● **TASK PROMPT**:
Every line in the listing is to be echoed verbatim.

● **SUPPLIED MATERIAL**:
:::::
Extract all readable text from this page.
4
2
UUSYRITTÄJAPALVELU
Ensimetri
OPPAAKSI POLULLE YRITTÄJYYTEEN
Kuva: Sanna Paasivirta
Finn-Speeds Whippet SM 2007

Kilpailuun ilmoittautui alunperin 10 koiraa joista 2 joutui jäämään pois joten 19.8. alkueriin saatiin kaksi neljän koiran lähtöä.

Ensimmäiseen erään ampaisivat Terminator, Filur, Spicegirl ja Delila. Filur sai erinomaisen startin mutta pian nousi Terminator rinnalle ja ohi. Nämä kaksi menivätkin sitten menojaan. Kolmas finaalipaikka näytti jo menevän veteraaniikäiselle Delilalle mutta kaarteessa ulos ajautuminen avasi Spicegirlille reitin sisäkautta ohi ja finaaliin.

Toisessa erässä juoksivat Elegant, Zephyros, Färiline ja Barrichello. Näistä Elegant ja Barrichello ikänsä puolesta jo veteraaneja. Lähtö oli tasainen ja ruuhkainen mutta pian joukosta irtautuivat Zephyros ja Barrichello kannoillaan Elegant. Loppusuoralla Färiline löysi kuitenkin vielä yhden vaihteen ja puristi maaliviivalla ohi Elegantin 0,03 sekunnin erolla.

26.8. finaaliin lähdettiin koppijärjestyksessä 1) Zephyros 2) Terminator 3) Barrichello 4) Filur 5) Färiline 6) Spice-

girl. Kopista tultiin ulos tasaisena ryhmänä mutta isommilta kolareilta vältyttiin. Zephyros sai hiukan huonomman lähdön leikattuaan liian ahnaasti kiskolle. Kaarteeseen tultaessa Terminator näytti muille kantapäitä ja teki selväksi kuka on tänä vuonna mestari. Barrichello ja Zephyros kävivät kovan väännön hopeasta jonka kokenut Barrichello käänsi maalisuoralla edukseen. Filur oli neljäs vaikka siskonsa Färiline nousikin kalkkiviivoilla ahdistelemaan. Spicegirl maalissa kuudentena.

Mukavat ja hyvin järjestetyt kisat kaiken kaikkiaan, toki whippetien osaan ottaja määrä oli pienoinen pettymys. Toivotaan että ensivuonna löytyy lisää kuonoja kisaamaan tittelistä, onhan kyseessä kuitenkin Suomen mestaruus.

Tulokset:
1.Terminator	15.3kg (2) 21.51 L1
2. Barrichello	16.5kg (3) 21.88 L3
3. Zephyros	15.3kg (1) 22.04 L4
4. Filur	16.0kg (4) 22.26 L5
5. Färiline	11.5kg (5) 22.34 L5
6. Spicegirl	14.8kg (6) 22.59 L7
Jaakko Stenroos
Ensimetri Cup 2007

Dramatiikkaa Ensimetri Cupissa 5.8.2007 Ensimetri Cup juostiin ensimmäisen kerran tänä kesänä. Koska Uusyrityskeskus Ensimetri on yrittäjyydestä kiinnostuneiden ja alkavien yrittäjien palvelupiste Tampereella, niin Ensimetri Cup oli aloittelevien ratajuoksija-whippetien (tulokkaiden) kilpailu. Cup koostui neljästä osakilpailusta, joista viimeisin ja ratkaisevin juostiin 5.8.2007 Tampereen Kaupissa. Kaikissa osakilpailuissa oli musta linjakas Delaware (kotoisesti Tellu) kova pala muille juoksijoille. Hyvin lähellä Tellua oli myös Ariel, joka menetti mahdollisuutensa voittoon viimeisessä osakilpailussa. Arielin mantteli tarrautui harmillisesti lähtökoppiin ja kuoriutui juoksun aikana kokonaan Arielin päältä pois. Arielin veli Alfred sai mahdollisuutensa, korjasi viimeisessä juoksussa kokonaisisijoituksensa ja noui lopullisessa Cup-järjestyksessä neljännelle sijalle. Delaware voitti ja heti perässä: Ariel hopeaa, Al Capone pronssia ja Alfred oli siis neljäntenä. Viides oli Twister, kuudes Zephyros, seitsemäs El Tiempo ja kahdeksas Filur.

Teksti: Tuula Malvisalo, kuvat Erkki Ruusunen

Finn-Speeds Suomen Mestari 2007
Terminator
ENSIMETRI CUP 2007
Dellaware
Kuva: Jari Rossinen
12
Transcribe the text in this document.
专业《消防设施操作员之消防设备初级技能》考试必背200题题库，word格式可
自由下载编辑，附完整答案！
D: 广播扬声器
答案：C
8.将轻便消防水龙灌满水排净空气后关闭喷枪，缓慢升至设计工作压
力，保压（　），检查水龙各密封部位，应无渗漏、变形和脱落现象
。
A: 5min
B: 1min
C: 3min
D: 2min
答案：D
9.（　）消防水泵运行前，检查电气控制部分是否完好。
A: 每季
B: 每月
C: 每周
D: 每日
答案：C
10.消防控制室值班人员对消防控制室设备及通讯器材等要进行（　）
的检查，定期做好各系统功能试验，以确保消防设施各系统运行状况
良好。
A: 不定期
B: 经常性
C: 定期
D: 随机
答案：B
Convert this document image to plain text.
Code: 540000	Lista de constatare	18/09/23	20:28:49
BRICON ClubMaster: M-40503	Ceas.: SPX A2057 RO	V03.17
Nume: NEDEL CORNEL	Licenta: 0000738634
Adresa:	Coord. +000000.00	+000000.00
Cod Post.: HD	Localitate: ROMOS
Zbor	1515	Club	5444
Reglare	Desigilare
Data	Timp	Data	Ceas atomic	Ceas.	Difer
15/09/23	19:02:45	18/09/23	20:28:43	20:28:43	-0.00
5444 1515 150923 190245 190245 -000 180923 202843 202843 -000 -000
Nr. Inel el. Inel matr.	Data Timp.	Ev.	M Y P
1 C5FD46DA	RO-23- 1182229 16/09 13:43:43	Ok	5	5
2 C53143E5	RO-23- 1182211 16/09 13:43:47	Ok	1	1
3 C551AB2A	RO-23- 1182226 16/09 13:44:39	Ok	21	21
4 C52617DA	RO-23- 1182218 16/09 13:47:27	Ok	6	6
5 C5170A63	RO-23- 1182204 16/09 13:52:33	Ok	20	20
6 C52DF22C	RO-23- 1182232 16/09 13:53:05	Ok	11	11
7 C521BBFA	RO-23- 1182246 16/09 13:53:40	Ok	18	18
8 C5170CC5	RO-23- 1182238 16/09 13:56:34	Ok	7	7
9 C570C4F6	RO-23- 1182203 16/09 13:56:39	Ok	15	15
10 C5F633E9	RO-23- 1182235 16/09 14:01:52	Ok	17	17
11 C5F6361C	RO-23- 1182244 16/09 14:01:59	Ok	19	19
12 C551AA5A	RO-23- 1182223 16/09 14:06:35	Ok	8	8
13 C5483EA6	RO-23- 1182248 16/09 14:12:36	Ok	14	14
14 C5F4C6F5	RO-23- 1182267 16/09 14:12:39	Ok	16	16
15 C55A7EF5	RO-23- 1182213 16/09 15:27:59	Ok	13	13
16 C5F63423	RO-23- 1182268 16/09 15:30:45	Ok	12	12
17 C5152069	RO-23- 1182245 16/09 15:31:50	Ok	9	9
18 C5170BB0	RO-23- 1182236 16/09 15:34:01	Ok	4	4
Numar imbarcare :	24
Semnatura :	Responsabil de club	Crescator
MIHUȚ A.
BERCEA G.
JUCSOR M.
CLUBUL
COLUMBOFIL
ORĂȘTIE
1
:::::
● **SOLUTION**:
Extract all readable text from this page.
4
2
UUSYRITTÄJAPALVELU
Ensimetri
OPPAAKSI POLULLE YRITTÄJYYTEEN
Kuva: Sanna Paasivirta
Finn-Speeds Whippet SM 2007

Kilpailuun ilmoittautui alunperin 10 koiraa joista 2 joutui jäämään pois joten 19.8. alkueriin saatiin kaksi neljän koiran lähtöä.

Ensimmäiseen erään ampaisivat Terminator, Filur, Spicegirl ja Delila. Filur sai erinomaisen startin mutta pian nousi Terminator rinnalle ja ohi. Nämä kaksi menivätkin sitten menojaan. Kolmas finaalipaikka näytti jo menevän veteraaniikäiselle Delilalle mutta kaarteessa ulos ajautuminen avasi Spicegirlille reitin sisäkautta ohi ja finaaliin.

Toisessa erässä juoksivat Elegant, Zephyros, Färiline ja Barrichello. Näistä Elegant ja Barrichello ikänsä puolesta jo veteraaneja. Lähtö oli tasainen ja ruuhkainen mutta pian joukosta irtautuivat Zephyros ja Barrichello kannoillaan Elegant. Loppusuoralla Färiline löysi kuitenkin vielä yhden vaihteen ja puristi maaliviivalla ohi Elegantin 0,03 sekunnin erolla.

26.8. finaaliin lähdettiin koppijärjestyksessä 1) Zephyros 2) Terminator 3) Barrichello 4) Filur 5) Färiline 6) Spice-

girl. Kopista tultiin ulos tasaisena ryhmänä mutta isommilta kolareilta vältyttiin. Zephyros sai hiukan huonomman lähdön leikattuaan liian ahnaasti kiskolle. Kaarteeseen tultaessa Terminator näytti muille kantapäitä ja teki selväksi kuka on tänä vuonna mestari. Barrichello ja Zephyros kävivät kovan väännön hopeasta jonka kokenut Barrichello käänsi maalisuoralla edukseen. Filur oli neljäs vaikka siskonsa Färiline nousikin kalkkiviivoilla ahdistelemaan. Spicegirl maalissa kuudentena.

Mukavat ja hyvin järjestetyt kisat kaiken kaikkiaan, toki whippetien osaan ottaja määrä oli pienoinen pettymys. Toivotaan että ensivuonna löytyy lisää kuonoja kisaamaan tittelistä, onhan kyseessä kuitenkin Suomen mestaruus.

Tulokset:
1.Terminator	15.3kg (2) 21.51 L1
2. Barrichello	16.5kg (3) 21.88 L3
3. Zephyros	15.3kg (1) 22.04 L4
4. Filur	16.0kg (4) 22.26 L5
5. Färiline	11.5kg (5) 22.34 L5
6. Spicegirl	14.8kg (6) 22.59 L7
Jaakko Stenroos
Ensimetri Cup 2007

Dramatiikkaa Ensimetri Cupissa 5.8.2007 Ensimetri Cup juostiin ensimmäisen kerran tänä kesänä. Koska Uusyrityskeskus Ensimetri on yrittäjyydestä kiinnostuneiden ja alkavien yrittäjien palvelupiste Tampereella, niin Ensimetri Cup oli aloittelevien ratajuoksija-whippetien (tulokkaiden) kilpailu. Cup koostui neljästä osakilpailusta, joista viimeisin ja ratkaisevin juostiin 5.8.2007 Tampereen Kaupissa. Kaikissa osakilpailuissa oli musta linjakas Delaware (kotoisesti Tellu) kova pala muille juoksijoille. Hyvin lähellä Tellua oli myös Ariel, joka menetti mahdollisuutensa voittoon viimeisessä osakilpailussa. Arielin mantteli tarrautui harmillisesti lähtökoppiin ja kuoriutui juoksun aikana kokonaan Arielin päältä pois. Arielin veli Alfred sai mahdollisuutensa, korjasi viimeisessä juoksussa kokonaisisijoituksensa ja noui lopullisessa Cup-järjestyksessä neljännelle sijalle. Delaware voitti ja heti perässä: Ariel hopeaa, Al Capone pronssia ja Alfred oli siis neljäntenä. Viides oli Twister, kuudes Zephyros, seitsemäs El Tiempo ja kahdeksas Filur.

Teksti: Tuula Malvisalo, kuvat Erkki Ruusunen

Finn-Speeds Suomen Mestari 2007
Terminator
ENSIMETRI CUP 2007
Dellaware
Kuva: Jari Rossinen
12
Transcribe the text in this document.
专业《消防设施操作员之消防设备初级技能》考试必背200题题库，word格式可
自由下载编辑，附完整答案！
D: 广播扬声器
答案：C
8.将轻便消防水龙灌满水排净空气后关闭喷枪，缓慢升至设计工作压
力，保压（　），检查水龙各密封部位，应无渗漏、变形和脱落现象
。
A: 5min
B: 1min
C: 3min
D: 2min
答案：D
9.（　）消防水泵运行前，检查电气控制部分是否完好。
A: 每季
B: 每月
C: 每周
D: 每日
答案：C
10.消防控制室值班人员对消防控制室设备及通讯器材等要进行（　）
的检查，定期做好各系统功能试验，以确保消防设施各系统运行状况
良好。
A: 不定期
B: 经常性
C: 定期
D: 随机
答案：B
Convert this document image to plain text.
Code: 540000	Lista de constatare	18/09/23	20:28:49
BRICON ClubMaster: M-40503	Ceas.: SPX A2057 RO	V03.17
Nume: NEDEL CORNEL	Licenta: 0000738634
Adresa:	Coord. +000000.00	+000000.00
Cod Post.: HD	Localitate: ROMOS
Zbor	1515	Club	5444
Reglare	Desigilare
Data	Timp	Data	Ceas atomic	Ceas.	Difer
15/09/23	19:02:45	18/09/23	20:28:43	20:28:43	-0.00
5444 1515 150923 190245 190245 -000 180923 202843 202843 -000 -000
Nr. Inel el. Inel matr.	Data Timp.	Ev.	M Y P
1 C5FD46DA	RO-23- 1182229 16/09 13:43:43	Ok	5	5
2 C53143E5	RO-23- 1182211 16/09 13:43:47	Ok	1	1
3 C551AB2A	RO-23- 1182226 16/09 13:44:39	Ok	21	21
4 C52617DA	RO-23- 1182218 16/09 13:47:27	Ok	6	6
5 C5170A63	RO-23- 1182204 16/09 13:52:33	Ok	20	20
6 C52DF22C	RO-23- 1182232 16/09 13:53:05	Ok	11	11
7 C521BBFA	RO-23- 1182246 16/09 13:53:40	Ok	18	18
8 C5170CC5	RO-23- 1182238 16/09 13:56:34	Ok	7	7
9 C570C4F6	RO-23- 1182203 16/09 13:56:39	Ok	15	15
10 C5F633E9	RO-23- 1182235 16/09 14:01:52	Ok	17	17
11 C5F6361C	RO-23- 1182244 16/09 14:01:59	Ok	19	19
12 C551AA5A	RO-23- 1182223 16/09 14:06:35	Ok	8	8
13 C5483EA6	RO-23- 1182248 16/09 14:12:36	Ok	14	14
14 C5F4C6F5	RO-23- 1182267 16/09 14:12:39	Ok	16	16
15 C55A7EF5	RO-23- 1182213 16/09 15:27:59	Ok	13	13
16 C5F63423	RO-23- 1182268 16/09 15:30:45	Ok	12	12
17 C5152069	RO-23- 1182245 16/09 15:31:50	Ok	9	9
18 C5170BB0	RO-23- 1182236 16/09 15:34:01	Ok	4	4
Numar imbarcare :	24
Semnatura :	Responsabil de club	Crescator
MIHUȚ A.
BERCEA G.
JUCSOR M.
CLUBUL
COLUMBOFIL
ORĂȘTIE
1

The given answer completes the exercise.